Problem to work on >> Filter for the word "operations" and keep each matching line.
· · · · · · ·
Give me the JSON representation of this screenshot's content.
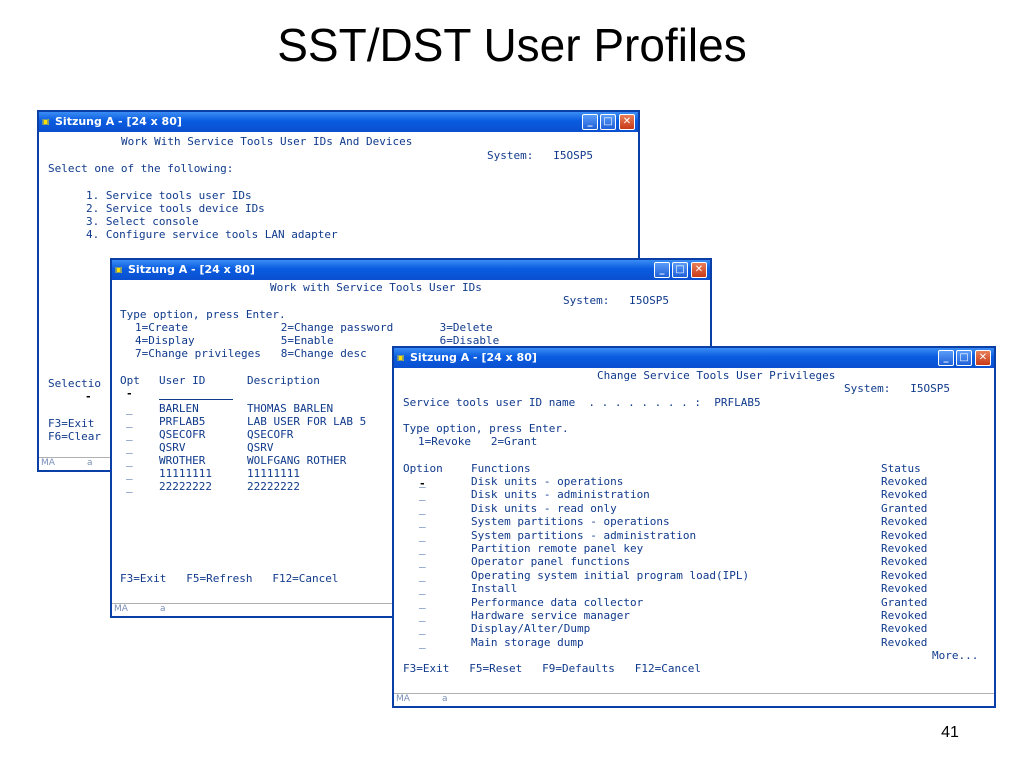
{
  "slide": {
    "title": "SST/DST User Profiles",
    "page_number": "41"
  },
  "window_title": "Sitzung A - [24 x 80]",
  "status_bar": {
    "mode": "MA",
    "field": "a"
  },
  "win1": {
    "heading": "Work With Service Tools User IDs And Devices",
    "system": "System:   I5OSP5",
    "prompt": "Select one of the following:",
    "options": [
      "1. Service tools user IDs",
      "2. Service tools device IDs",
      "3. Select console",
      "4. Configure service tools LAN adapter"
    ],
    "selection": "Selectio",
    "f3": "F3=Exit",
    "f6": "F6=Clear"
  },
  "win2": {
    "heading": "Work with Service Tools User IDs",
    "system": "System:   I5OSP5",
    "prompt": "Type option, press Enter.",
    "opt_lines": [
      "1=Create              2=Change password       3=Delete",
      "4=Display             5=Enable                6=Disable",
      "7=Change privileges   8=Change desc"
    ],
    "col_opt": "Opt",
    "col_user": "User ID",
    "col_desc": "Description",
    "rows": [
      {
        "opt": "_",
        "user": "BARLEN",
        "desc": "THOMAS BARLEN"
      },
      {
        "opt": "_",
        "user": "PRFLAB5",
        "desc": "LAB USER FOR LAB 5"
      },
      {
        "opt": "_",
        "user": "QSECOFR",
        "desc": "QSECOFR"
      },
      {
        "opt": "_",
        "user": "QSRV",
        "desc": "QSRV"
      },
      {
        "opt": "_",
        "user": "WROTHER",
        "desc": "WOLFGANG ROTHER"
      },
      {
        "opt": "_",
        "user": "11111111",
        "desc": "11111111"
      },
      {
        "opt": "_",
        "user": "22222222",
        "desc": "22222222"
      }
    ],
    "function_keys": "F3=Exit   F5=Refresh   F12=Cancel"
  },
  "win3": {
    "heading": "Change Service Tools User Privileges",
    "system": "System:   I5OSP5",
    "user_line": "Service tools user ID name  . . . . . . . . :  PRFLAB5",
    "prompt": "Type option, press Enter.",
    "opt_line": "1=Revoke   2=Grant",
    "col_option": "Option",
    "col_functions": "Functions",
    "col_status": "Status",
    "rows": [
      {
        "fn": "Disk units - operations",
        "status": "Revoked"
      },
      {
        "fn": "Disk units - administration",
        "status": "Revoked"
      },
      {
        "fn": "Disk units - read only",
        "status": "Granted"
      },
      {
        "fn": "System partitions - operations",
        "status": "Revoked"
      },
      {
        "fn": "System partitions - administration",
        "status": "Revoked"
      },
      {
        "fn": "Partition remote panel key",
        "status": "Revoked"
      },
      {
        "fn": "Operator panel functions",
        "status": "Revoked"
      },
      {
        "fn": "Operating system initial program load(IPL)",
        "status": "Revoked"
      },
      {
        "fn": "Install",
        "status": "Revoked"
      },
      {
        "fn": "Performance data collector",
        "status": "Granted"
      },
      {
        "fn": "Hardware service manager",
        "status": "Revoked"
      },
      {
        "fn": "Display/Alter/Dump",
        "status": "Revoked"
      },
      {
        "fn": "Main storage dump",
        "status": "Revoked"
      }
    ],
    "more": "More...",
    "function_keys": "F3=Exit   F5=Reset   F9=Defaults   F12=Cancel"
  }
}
· · · · · · ·
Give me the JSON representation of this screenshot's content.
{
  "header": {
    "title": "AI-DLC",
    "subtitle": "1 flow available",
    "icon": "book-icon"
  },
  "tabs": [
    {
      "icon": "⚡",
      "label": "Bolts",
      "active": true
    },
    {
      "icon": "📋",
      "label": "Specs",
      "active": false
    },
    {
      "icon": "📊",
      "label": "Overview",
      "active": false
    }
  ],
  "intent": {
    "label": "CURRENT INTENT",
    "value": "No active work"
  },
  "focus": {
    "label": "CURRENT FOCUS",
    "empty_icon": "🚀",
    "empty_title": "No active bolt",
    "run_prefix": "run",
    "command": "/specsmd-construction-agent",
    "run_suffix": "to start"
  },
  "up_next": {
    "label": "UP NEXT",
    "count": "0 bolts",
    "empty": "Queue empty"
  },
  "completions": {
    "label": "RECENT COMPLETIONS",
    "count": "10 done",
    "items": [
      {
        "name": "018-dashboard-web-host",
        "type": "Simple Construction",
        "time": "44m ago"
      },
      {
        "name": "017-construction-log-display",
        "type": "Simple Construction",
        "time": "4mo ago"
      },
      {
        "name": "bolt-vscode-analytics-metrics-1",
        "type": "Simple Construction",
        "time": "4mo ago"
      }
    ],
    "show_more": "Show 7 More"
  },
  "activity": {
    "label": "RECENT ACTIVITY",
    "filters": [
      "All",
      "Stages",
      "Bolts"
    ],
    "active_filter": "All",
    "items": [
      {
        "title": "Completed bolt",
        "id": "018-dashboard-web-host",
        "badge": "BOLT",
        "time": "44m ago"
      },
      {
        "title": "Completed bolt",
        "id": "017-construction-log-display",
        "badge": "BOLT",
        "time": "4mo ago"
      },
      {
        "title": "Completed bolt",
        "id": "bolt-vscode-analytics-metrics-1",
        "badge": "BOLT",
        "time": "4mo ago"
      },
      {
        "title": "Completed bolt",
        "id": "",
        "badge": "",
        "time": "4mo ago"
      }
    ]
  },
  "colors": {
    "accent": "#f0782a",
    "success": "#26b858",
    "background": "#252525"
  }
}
· · · · · · ·
Final result >>
        "fn": "Disk units - operations",
        "fn": "System partitions - operations",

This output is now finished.